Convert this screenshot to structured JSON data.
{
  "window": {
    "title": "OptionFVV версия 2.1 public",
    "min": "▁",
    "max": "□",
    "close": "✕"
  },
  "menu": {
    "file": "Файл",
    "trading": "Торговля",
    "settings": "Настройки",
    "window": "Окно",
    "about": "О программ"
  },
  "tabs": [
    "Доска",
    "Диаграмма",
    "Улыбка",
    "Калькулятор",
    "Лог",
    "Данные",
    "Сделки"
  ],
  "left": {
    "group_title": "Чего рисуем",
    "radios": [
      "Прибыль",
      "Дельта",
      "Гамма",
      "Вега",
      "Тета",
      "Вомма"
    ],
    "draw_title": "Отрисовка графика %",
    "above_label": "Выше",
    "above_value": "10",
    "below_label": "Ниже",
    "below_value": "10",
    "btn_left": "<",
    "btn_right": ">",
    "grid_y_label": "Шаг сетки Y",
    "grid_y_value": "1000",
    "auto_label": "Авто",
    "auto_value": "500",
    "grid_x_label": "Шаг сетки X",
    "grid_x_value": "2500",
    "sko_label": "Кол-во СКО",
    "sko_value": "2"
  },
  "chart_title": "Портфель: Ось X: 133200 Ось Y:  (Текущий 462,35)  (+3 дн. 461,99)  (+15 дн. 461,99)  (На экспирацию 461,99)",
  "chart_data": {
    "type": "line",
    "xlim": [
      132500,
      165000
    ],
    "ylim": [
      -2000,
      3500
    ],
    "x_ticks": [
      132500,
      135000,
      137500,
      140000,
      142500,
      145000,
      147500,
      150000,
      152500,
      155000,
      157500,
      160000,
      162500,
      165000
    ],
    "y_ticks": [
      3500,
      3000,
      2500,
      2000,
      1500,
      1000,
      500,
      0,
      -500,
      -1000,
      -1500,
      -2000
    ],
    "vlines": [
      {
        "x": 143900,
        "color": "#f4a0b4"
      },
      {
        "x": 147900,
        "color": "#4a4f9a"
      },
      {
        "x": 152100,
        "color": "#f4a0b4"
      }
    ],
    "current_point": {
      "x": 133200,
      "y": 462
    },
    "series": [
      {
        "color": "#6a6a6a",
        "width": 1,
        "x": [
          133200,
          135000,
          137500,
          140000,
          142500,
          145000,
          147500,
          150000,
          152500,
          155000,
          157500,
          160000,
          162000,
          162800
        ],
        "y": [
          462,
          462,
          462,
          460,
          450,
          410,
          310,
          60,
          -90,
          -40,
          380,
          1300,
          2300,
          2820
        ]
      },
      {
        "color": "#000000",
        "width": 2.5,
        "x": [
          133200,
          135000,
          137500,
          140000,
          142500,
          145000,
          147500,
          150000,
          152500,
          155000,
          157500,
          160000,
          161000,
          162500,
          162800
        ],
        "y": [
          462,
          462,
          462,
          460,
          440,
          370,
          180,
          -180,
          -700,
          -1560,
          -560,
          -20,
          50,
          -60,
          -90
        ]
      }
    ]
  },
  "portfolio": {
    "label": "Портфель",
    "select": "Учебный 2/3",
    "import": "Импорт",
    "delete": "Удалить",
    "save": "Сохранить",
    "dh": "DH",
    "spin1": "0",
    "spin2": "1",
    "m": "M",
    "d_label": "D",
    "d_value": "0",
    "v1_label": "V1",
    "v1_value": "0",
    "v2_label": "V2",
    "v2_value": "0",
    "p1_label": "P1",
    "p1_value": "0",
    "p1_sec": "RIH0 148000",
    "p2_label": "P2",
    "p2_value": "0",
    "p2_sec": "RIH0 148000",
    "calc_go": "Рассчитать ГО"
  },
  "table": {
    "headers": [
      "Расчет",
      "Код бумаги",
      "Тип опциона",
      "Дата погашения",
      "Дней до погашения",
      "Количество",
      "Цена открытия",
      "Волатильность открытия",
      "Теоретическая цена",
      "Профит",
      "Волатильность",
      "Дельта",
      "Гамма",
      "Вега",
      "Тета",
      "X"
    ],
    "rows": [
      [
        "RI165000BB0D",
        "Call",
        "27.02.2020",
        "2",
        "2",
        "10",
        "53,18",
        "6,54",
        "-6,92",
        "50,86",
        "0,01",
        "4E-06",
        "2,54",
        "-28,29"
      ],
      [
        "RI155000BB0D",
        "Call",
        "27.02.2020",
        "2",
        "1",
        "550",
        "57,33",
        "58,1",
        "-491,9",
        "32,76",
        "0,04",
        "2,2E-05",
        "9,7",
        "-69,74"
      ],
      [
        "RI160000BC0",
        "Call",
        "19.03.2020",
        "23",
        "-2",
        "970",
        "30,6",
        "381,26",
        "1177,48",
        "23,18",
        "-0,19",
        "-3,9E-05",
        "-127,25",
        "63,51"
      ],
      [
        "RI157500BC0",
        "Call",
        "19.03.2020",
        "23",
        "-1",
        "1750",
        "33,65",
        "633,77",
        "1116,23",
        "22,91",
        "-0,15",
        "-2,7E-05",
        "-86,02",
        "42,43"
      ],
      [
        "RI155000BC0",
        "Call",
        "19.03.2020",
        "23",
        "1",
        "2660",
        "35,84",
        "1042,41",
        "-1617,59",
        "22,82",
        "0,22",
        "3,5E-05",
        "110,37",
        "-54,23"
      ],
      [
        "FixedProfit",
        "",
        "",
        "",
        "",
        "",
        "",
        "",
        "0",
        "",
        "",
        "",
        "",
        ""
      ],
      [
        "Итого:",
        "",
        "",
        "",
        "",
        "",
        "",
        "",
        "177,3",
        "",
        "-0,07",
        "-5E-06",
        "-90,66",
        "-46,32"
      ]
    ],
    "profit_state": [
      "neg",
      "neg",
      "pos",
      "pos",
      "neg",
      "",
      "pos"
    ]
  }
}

##############################

Reproduce each entry from the records above, character for character.

Solution to this exercise:
Convert this screenshot to structured JSON data.
{
  "window": {
    "title": "OptionFVV версия 2.1 public",
    "min": "▁",
    "max": "□",
    "close": "✕"
  },
  "menu": {
    "file": "Файл",
    "trading": "Торговля",
    "settings": "Настройки",
    "window": "Окно",
    "about": "О программ"
  },
  "tabs": [
    "Доска",
    "Диаграмма",
    "Улыбка",
    "Калькулятор",
    "Лог",
    "Данные",
    "Сделки"
  ],
  "left": {
    "group_title": "Чего рисуем",
    "radios": [
      "Прибыль",
      "Дельта",
      "Гамма",
      "Вега",
      "Тета",
      "Вомма"
    ],
    "draw_title": "Отрисовка графика %",
    "above_label": "Выше",
    "above_value": "10",
    "below_label": "Ниже",
    "below_value": "10",
    "btn_left": "<",
    "btn_right": ">",
    "grid_y_label": "Шаг сетки Y",
    "grid_y_value": "1000",
    "auto_label": "Авто",
    "auto_value": "500",
    "grid_x_label": "Шаг сетки X",
    "grid_x_value": "2500",
    "sko_label": "Кол-во СКО",
    "sko_value": "2"
  },
  "chart_title": "Портфель: Ось X: 133200 Ось Y:  (Текущий 462,35)  (+3 дн. 461,99)  (+15 дн. 461,99)  (На экспирацию 461,99)",
  "chart_data": {
    "type": "line",
    "xlim": [
      132500,
      165000
    ],
    "ylim": [
      -2000,
      3500
    ],
    "x_ticks": [
      132500,
      135000,
      137500,
      140000,
      142500,
      145000,
      147500,
      150000,
      152500,
      155000,
      157500,
      160000,
      162500,
      165000
    ],
    "y_ticks": [
      3500,
      3000,
      2500,
      2000,
      1500,
      1000,
      500,
      0,
      -500,
      -1000,
      -1500,
      -2000
    ],
    "vlines": [
      {
        "x": 143900,
        "color": "#f4a0b4"
      },
      {
        "x": 147900,
        "color": "#4a4f9a"
      },
      {
        "x": 152100,
        "color": "#f4a0b4"
      }
    ],
    "current_point": {
      "x": 133200,
      "y": 462
    },
    "series": [
      {
        "color": "#6a6a6a",
        "width": 1,
        "x": [
          133200,
          135000,
          137500,
          140000,
          142500,
          145000,
          147500,
          150000,
          152500,
          155000,
          157500,
          160000,
          162000,
          162800
        ],
        "y": [
          462,
          462,
          462,
          460,
          450,
          410,
          310,
          60,
          -90,
          -40,
          380,
          1300,
          2300,
          2820
        ]
      },
      {
        "color": "#000000",
        "width": 2.5,
        "x": [
          133200,
          135000,
          137500,
          140000,
          142500,
          145000,
          147500,
          150000,
          152500,
          155000,
          157500,
          160000,
          161000,
          162500,
          162800
        ],
        "y": [
          462,
          462,
          462,
          460,
          440,
          370,
          180,
          -180,
          -700,
          -1560,
          -560,
          -20,
          50,
          -60,
          -90
        ]
      }
    ]
  },
  "portfolio": {
    "label": "Портфель",
    "select": "Учебный 2/3",
    "import": "Импорт",
    "delete": "Удалить",
    "save": "Сохранить",
    "dh": "DH",
    "spin1": "0",
    "spin2": "1",
    "m": "M",
    "d_label": "D",
    "d_value": "0",
    "v1_label": "V1",
    "v1_value": "0",
    "v2_label": "V2",
    "v2_value": "0",
    "p1_label": "P1",
    "p1_value": "0",
    "p1_sec": "RIH0 148000",
    "p2_label": "P2",
    "p2_value": "0",
    "p2_sec": "RIH0 148000",
    "calc_go": "Рассчитать ГО"
  },
  "table": {
    "headers": [
      "Расчет",
      "Код бумаги",
      "Тип опциона",
      "Дата погашения",
      "Дней до погашения",
      "Количество",
      "Цена открытия",
      "Волатильность открытия",
      "Теоретическая цена",
      "Профит",
      "Волатильность",
      "Дельта",
      "Гамма",
      "Вега",
      "Тета",
      "X"
    ],
    "rows": [
      [
        "RI165000BB0D",
        "Call",
        "27.02.2020",
        "2",
        "2",
        "10",
        "53,18",
        "6,54",
        "-6,92",
        "50,86",
        "0,01",
        "4E-06",
        "2,54",
        "-28,29"
      ],
      [
        "RI155000BB0D",
        "Call",
        "27.02.2020",
        "2",
        "1",
        "550",
        "57,33",
        "58,1",
        "-491,9",
        "32,76",
        "0,04",
        "2,2E-05",
        "9,7",
        "-69,74"
      ],
      [
        "RI160000BC0",
        "Call",
        "19.03.2020",
        "23",
        "-2",
        "970",
        "30,6",
        "381,26",
        "1177,48",
        "23,18",
        "-0,19",
        "-3,9E-05",
        "-127,25",
        "63,51"
      ],
      [
        "RI157500BC0",
        "Call",
        "19.03.2020",
        "23",
        "-1",
        "1750",
        "33,65",
        "633,77",
        "1116,23",
        "22,91",
        "-0,15",
        "-2,7E-05",
        "-86,02",
        "42,43"
      ],
      [
        "RI155000BC0",
        "Call",
        "19.03.2020",
        "23",
        "1",
        "2660",
        "35,84",
        "1042,41",
        "-1617,59",
        "22,82",
        "0,22",
        "3,5E-05",
        "110,37",
        "-54,23"
      ],
      [
        "FixedProfit",
        "",
        "",
        "",
        "",
        "",
        "",
        "",
        "0",
        "",
        "",
        "",
        "",
        ""
      ],
      [
        "Итого:",
        "",
        "",
        "",
        "",
        "",
        "",
        "",
        "177,3",
        "",
        "-0,07",
        "-5E-06",
        "-90,66",
        "-46,32"
      ]
    ],
    "profit_state": [
      "neg",
      "neg",
      "pos",
      "pos",
      "neg",
      "",
      "pos"
    ]
  }
}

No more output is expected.